_EXERCISE DESCRIPTION_.
Output the data exactly, with every line intact.

(Records about charts and figures)

# # # #

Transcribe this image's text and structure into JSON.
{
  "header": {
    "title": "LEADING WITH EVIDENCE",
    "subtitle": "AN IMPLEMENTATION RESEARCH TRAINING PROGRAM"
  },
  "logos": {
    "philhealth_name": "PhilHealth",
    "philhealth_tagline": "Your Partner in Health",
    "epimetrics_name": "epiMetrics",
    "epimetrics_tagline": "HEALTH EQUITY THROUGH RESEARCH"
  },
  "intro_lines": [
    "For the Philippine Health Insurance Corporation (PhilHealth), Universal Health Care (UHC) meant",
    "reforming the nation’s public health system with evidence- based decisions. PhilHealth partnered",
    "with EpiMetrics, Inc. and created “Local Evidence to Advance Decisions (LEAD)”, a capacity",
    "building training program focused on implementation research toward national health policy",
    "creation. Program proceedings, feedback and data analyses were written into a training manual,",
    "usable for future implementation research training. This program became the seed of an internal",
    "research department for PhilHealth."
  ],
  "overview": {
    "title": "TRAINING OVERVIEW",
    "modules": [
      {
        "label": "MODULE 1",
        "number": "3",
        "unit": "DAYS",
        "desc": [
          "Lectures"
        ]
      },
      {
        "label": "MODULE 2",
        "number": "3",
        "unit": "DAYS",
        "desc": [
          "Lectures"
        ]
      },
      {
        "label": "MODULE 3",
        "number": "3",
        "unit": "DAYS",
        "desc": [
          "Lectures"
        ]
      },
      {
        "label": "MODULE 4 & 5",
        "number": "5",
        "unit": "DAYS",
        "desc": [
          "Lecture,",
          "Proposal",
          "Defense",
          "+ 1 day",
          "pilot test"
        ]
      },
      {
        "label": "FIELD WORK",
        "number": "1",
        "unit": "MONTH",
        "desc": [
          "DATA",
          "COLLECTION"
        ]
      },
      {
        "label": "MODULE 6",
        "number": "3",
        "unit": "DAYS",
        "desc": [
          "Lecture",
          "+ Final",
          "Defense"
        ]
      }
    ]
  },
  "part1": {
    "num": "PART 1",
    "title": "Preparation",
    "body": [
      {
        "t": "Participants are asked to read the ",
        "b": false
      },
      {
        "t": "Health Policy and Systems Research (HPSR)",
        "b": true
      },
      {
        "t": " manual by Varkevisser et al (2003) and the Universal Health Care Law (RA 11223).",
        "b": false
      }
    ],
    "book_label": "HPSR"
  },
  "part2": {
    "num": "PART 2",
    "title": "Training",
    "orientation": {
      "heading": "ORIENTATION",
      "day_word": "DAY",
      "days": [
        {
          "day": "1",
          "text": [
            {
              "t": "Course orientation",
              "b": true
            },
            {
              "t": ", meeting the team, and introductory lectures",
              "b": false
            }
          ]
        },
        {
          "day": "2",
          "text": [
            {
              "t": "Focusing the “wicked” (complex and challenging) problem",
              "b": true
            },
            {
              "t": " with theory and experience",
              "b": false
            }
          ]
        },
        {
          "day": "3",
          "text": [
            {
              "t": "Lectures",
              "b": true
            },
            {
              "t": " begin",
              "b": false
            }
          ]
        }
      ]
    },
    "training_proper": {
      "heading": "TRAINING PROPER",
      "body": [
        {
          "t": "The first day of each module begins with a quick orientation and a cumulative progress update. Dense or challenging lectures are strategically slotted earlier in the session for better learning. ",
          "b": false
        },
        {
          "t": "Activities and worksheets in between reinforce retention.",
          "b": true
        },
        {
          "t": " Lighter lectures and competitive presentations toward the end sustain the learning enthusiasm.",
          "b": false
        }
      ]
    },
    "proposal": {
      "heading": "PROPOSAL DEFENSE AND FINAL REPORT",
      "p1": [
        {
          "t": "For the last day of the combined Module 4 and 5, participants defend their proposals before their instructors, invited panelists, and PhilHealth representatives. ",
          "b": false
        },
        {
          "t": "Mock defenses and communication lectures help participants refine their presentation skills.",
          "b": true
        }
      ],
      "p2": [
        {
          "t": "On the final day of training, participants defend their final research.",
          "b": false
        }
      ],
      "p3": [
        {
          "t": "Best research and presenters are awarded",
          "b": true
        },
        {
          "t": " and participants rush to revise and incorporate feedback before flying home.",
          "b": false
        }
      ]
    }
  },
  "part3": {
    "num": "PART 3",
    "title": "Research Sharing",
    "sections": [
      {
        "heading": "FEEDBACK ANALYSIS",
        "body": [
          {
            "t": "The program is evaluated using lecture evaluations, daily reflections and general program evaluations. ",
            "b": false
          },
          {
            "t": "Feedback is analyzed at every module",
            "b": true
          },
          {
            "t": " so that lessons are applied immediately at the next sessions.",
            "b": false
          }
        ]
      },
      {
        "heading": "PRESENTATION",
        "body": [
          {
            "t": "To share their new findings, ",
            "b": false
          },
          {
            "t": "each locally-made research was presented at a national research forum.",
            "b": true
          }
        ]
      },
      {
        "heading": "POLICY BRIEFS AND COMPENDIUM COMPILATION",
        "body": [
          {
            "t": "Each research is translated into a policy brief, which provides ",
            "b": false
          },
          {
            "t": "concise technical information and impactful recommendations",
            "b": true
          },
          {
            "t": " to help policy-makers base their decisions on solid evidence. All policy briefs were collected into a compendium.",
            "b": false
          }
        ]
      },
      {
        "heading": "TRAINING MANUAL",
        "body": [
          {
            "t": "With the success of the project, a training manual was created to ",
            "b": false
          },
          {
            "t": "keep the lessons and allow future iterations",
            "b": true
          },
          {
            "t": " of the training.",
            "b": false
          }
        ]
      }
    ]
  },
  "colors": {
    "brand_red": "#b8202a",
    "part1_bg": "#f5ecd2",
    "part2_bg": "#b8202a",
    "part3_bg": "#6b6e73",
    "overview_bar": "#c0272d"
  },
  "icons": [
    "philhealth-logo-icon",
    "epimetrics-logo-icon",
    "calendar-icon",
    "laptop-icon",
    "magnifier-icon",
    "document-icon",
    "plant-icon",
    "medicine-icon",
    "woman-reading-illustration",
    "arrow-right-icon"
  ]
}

# # # #

_TASK RESPONSE_.
Transcribe this image's text and structure into JSON.
{
  "header": {
    "title": "LEADING WITH EVIDENCE",
    "subtitle": "AN IMPLEMENTATION RESEARCH TRAINING PROGRAM"
  },
  "logos": {
    "philhealth_name": "PhilHealth",
    "philhealth_tagline": "Your Partner in Health",
    "epimetrics_name": "epiMetrics",
    "epimetrics_tagline": "HEALTH EQUITY THROUGH RESEARCH"
  },
  "intro_lines": [
    "For the Philippine Health Insurance Corporation (PhilHealth), Universal Health Care (UHC) meant",
    "reforming the nation’s public health system with evidence- based decisions. PhilHealth partnered",
    "with EpiMetrics, Inc. and created “Local Evidence to Advance Decisions (LEAD)”, a capacity",
    "building training program focused on implementation research toward national health policy",
    "creation. Program proceedings, feedback and data analyses were written into a training manual,",
    "usable for future implementation research training. This program became the seed of an internal",
    "research department for PhilHealth."
  ],
  "overview": {
    "title": "TRAINING OVERVIEW",
    "modules": [
      {
        "label": "MODULE 1",
        "number": "3",
        "unit": "DAYS",
        "desc": [
          "Lectures"
        ]
      },
      {
        "label": "MODULE 2",
        "number": "3",
        "unit": "DAYS",
        "desc": [
          "Lectures"
        ]
      },
      {
        "label": "MODULE 3",
        "number": "3",
        "unit": "DAYS",
        "desc": [
          "Lectures"
        ]
      },
      {
        "label": "MODULE 4 & 5",
        "number": "5",
        "unit": "DAYS",
        "desc": [
          "Lecture,",
          "Proposal",
          "Defense",
          "+ 1 day",
          "pilot test"
        ]
      },
      {
        "label": "FIELD WORK",
        "number": "1",
        "unit": "MONTH",
        "desc": [
          "DATA",
          "COLLECTION"
        ]
      },
      {
        "label": "MODULE 6",
        "number": "3",
        "unit": "DAYS",
        "desc": [
          "Lecture",
          "+ Final",
          "Defense"
        ]
      }
    ]
  },
  "part1": {
    "num": "PART 1",
    "title": "Preparation",
    "body": [
      {
        "t": "Participants are asked to read the ",
        "b": false
      },
      {
        "t": "Health Policy and Systems Research (HPSR)",
        "b": true
      },
      {
        "t": " manual by Varkevisser et al (2003) and the Universal Health Care Law (RA 11223).",
        "b": false
      }
    ],
    "book_label": "HPSR"
  },
  "part2": {
    "num": "PART 2",
    "title": "Training",
    "orientation": {
      "heading": "ORIENTATION",
      "day_word": "DAY",
      "days": [
        {
          "day": "1",
          "text": [
            {
              "t": "Course orientation",
              "b": true
            },
            {
              "t": ", meeting the team, and introductory lectures",
              "b": false
            }
          ]
        },
        {
          "day": "2",
          "text": [
            {
              "t": "Focusing the “wicked” (complex and challenging) problem",
              "b": true
            },
            {
              "t": " with theory and experience",
              "b": false
            }
          ]
        },
        {
          "day": "3",
          "text": [
            {
              "t": "Lectures",
              "b": true
            },
            {
              "t": " begin",
              "b": false
            }
          ]
        }
      ]
    },
    "training_proper": {
      "heading": "TRAINING PROPER",
      "body": [
        {
          "t": "The first day of each module begins with a quick orientation and a cumulative progress update. Dense or challenging lectures are strategically slotted earlier in the session for better learning. ",
          "b": false
        },
        {
          "t": "Activities and worksheets in between reinforce retention.",
          "b": true
        },
        {
          "t": " Lighter lectures and competitive presentations toward the end sustain the learning enthusiasm.",
          "b": false
        }
      ]
    },
    "proposal": {
      "heading": "PROPOSAL DEFENSE AND FINAL REPORT",
      "p1": [
        {
          "t": "For the last day of the combined Module 4 and 5, participants defend their proposals before their instructors, invited panelists, and PhilHealth representatives. ",
          "b": false
        },
        {
          "t": "Mock defenses and communication lectures help participants refine their presentation skills.",
          "b": true
        }
      ],
      "p2": [
        {
          "t": "On the final day of training, participants defend their final research.",
          "b": false
        }
      ],
      "p3": [
        {
          "t": "Best research and presenters are awarded",
          "b": true
        },
        {
          "t": " and participants rush to revise and incorporate feedback before flying home.",
          "b": false
        }
      ]
    }
  },
  "part3": {
    "num": "PART 3",
    "title": "Research Sharing",
    "sections": [
      {
        "heading": "FEEDBACK ANALYSIS",
        "body": [
          {
            "t": "The program is evaluated using lecture evaluations, daily reflections and general program evaluations. ",
            "b": false
          },
          {
            "t": "Feedback is analyzed at every module",
            "b": true
          },
          {
            "t": " so that lessons are applied immediately at the next sessions.",
            "b": false
          }
        ]
      },
      {
        "heading": "PRESENTATION",
        "body": [
          {
            "t": "To share their new findings, ",
            "b": false
          },
          {
            "t": "each locally-made research was presented at a national research forum.",
            "b": true
          }
        ]
      },
      {
        "heading": "POLICY BRIEFS AND COMPENDIUM COMPILATION",
        "body": [
          {
            "t": "Each research is translated into a policy brief, which provides ",
            "b": false
          },
          {
            "t": "concise technical information and impactful recommendations",
            "b": true
          },
          {
            "t": " to help policy-makers base their decisions on solid evidence. All policy briefs were collected into a compendium.",
            "b": false
          }
        ]
      },
      {
        "heading": "TRAINING MANUAL",
        "body": [
          {
            "t": "With the success of the project, a training manual was created to ",
            "b": false
          },
          {
            "t": "keep the lessons and allow future iterations",
            "b": true
          },
          {
            "t": " of the training.",
            "b": false
          }
        ]
      }
    ]
  },
  "colors": {
    "brand_red": "#b8202a",
    "part1_bg": "#f5ecd2",
    "part2_bg": "#b8202a",
    "part3_bg": "#6b6e73",
    "overview_bar": "#c0272d"
  },
  "icons": [
    "philhealth-logo-icon",
    "epimetrics-logo-icon",
    "calendar-icon",
    "laptop-icon",
    "magnifier-icon",
    "document-icon",
    "plant-icon",
    "medicine-icon",
    "woman-reading-illustration",
    "arrow-right-icon"
  ]
}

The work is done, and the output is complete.